= Stated goal =
Check each line of the records below for the word "Fully" and copy those where it appears.

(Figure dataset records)
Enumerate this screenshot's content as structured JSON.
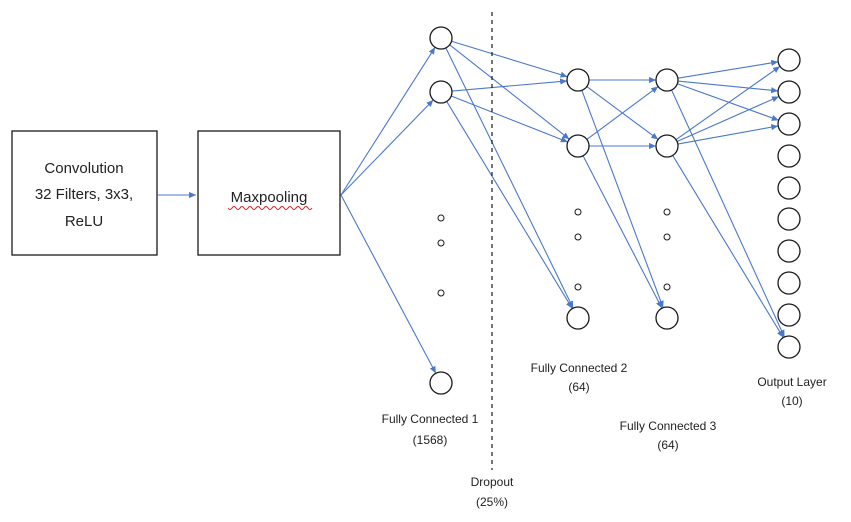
{
  "colors": {
    "edge": "#4a78cc",
    "stroke": "#1a1a1a",
    "text": "#222222",
    "spellcheck": "#d02020"
  },
  "boxes": {
    "convolution": {
      "lines": [
        "Convolution",
        "32 Filters, 3x3,",
        "ReLU"
      ]
    },
    "maxpooling": {
      "label": "Maxpooling"
    }
  },
  "layers": {
    "fc1": {
      "line1": "Fully Connected 1",
      "line2": "(1568)"
    },
    "fc2": {
      "line1": "Fully Connected 2",
      "line2": "(64)"
    },
    "fc3": {
      "line1": "Fully Connected 3",
      "line2": "(64)"
    },
    "output": {
      "line1": "Output Layer",
      "line2": "(10)"
    }
  },
  "dropout": {
    "line1": "Dropout",
    "line2": "(25%)"
  }
}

= Full output =
      "line1": "Fully Connected 1",
      "line1": "Fully Connected 2",
      "line1": "Fully Connected 3",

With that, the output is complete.